Task prompt: Each entry below should be written out exactly as it is, with no pictures.

Supplied material:
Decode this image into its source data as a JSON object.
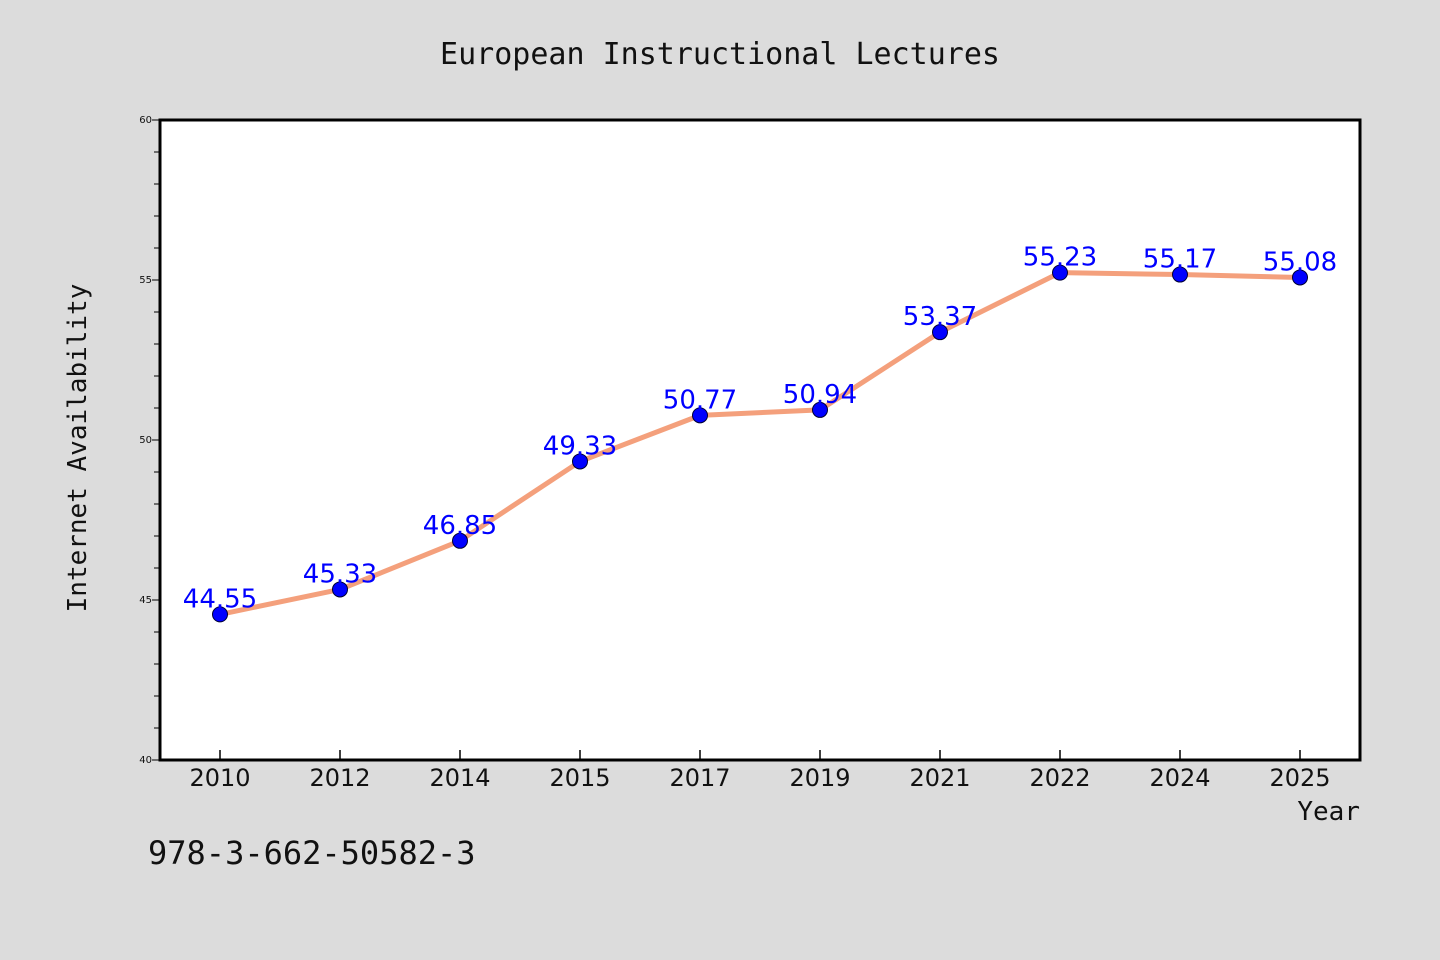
{
  "footer": {
    "code": "978-3-662-50582-3"
  },
  "chart_data": {
    "type": "line",
    "title": "European Instructional Lectures",
    "xlabel": "Year",
    "ylabel": "Internet Availability",
    "categories": [
      "2010",
      "2012",
      "2014",
      "2015",
      "2017",
      "2019",
      "2021",
      "2022",
      "2024",
      "2025"
    ],
    "series": [
      {
        "values": [
          44.55,
          45.33,
          46.85,
          49.33,
          50.77,
          50.94,
          53.37,
          55.23,
          55.17,
          55.08
        ],
        "data_labels": [
          "44.55",
          "45.33",
          "46.85",
          "49.33",
          "50.77",
          "50.94",
          "53.37",
          "55.23",
          "55.17",
          "55.08"
        ],
        "line_color": "#f4a07c",
        "marker_color": "#0000ff"
      }
    ],
    "ylim": [
      40,
      60
    ],
    "yticks": [
      "40",
      "45",
      "50",
      "55",
      "60"
    ],
    "grid": false,
    "legend": "none"
  }
}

Result of the task:
Decode this image into its source data as a JSON object.
{
  "footer": {
    "code": "978-3-662-50582-3"
  },
  "chart_data": {
    "type": "line",
    "title": "European Instructional Lectures",
    "xlabel": "Year",
    "ylabel": "Internet Availability",
    "categories": [
      "2010",
      "2012",
      "2014",
      "2015",
      "2017",
      "2019",
      "2021",
      "2022",
      "2024",
      "2025"
    ],
    "series": [
      {
        "values": [
          44.55,
          45.33,
          46.85,
          49.33,
          50.77,
          50.94,
          53.37,
          55.23,
          55.17,
          55.08
        ],
        "data_labels": [
          "44.55",
          "45.33",
          "46.85",
          "49.33",
          "50.77",
          "50.94",
          "53.37",
          "55.23",
          "55.17",
          "55.08"
        ],
        "line_color": "#f4a07c",
        "marker_color": "#0000ff"
      }
    ],
    "ylim": [
      40,
      60
    ],
    "yticks": [
      "40",
      "45",
      "50",
      "55",
      "60"
    ],
    "grid": false,
    "legend": "none"
  }
}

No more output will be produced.